| Requirements |
Return the full listing exactly as it is written.

═════ Extracted information

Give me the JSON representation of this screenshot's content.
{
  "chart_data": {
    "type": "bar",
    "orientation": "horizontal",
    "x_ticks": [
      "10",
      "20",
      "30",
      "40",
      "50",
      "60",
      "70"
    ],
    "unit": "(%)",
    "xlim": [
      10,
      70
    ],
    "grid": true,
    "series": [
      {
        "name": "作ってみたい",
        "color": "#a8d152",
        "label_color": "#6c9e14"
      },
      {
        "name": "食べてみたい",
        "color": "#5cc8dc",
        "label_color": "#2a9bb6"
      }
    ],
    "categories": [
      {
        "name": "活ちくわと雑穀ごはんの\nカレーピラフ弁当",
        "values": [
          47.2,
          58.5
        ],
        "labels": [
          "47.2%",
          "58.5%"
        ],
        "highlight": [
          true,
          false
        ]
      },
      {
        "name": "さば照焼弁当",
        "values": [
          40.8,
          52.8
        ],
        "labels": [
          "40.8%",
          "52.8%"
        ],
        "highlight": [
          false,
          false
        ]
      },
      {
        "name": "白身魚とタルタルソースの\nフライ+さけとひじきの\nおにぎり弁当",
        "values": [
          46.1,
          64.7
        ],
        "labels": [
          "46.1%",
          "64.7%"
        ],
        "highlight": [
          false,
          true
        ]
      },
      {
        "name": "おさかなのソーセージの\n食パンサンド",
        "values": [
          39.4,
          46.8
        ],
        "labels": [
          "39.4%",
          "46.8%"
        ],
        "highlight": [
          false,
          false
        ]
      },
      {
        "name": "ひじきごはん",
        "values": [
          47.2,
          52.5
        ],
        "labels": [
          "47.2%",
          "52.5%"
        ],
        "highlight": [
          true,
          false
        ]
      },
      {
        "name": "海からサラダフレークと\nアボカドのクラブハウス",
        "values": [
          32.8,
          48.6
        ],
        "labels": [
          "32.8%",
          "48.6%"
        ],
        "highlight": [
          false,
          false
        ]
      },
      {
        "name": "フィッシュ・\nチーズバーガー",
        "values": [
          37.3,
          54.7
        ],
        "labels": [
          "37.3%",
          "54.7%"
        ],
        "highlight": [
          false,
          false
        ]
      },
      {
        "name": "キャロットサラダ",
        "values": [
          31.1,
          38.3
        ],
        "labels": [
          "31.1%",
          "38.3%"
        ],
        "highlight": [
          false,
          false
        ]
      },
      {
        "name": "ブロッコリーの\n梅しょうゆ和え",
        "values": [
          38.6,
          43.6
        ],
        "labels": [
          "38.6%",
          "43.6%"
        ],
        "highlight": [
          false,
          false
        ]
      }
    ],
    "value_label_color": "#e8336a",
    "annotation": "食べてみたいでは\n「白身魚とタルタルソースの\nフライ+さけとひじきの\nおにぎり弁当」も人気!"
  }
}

══════════

| Task result |
Give me the JSON representation of this screenshot's content.
{
  "chart_data": {
    "type": "bar",
    "orientation": "horizontal",
    "x_ticks": [
      "10",
      "20",
      "30",
      "40",
      "50",
      "60",
      "70"
    ],
    "unit": "(%)",
    "xlim": [
      10,
      70
    ],
    "grid": true,
    "series": [
      {
        "name": "作ってみたい",
        "color": "#a8d152",
        "label_color": "#6c9e14"
      },
      {
        "name": "食べてみたい",
        "color": "#5cc8dc",
        "label_color": "#2a9bb6"
      }
    ],
    "categories": [
      {
        "name": "活ちくわと雑穀ごはんの\nカレーピラフ弁当",
        "values": [
          47.2,
          58.5
        ],
        "labels": [
          "47.2%",
          "58.5%"
        ],
        "highlight": [
          true,
          false
        ]
      },
      {
        "name": "さば照焼弁当",
        "values": [
          40.8,
          52.8
        ],
        "labels": [
          "40.8%",
          "52.8%"
        ],
        "highlight": [
          false,
          false
        ]
      },
      {
        "name": "白身魚とタルタルソースの\nフライ+さけとひじきの\nおにぎり弁当",
        "values": [
          46.1,
          64.7
        ],
        "labels": [
          "46.1%",
          "64.7%"
        ],
        "highlight": [
          false,
          true
        ]
      },
      {
        "name": "おさかなのソーセージの\n食パンサンド",
        "values": [
          39.4,
          46.8
        ],
        "labels": [
          "39.4%",
          "46.8%"
        ],
        "highlight": [
          false,
          false
        ]
      },
      {
        "name": "ひじきごはん",
        "values": [
          47.2,
          52.5
        ],
        "labels": [
          "47.2%",
          "52.5%"
        ],
        "highlight": [
          true,
          false
        ]
      },
      {
        "name": "海からサラダフレークと\nアボカドのクラブハウス",
        "values": [
          32.8,
          48.6
        ],
        "labels": [
          "32.8%",
          "48.6%"
        ],
        "highlight": [
          false,
          false
        ]
      },
      {
        "name": "フィッシュ・\nチーズバーガー",
        "values": [
          37.3,
          54.7
        ],
        "labels": [
          "37.3%",
          "54.7%"
        ],
        "highlight": [
          false,
          false
        ]
      },
      {
        "name": "キャロットサラダ",
        "values": [
          31.1,
          38.3
        ],
        "labels": [
          "31.1%",
          "38.3%"
        ],
        "highlight": [
          false,
          false
        ]
      },
      {
        "name": "ブロッコリーの\n梅しょうゆ和え",
        "values": [
          38.6,
          43.6
        ],
        "labels": [
          "38.6%",
          "43.6%"
        ],
        "highlight": [
          false,
          false
        ]
      }
    ],
    "value_label_color": "#e8336a",
    "annotation": "食べてみたいでは\n「白身魚とタルタルソースの\nフライ+さけとひじきの\nおにぎり弁当」も人気!"
  }
}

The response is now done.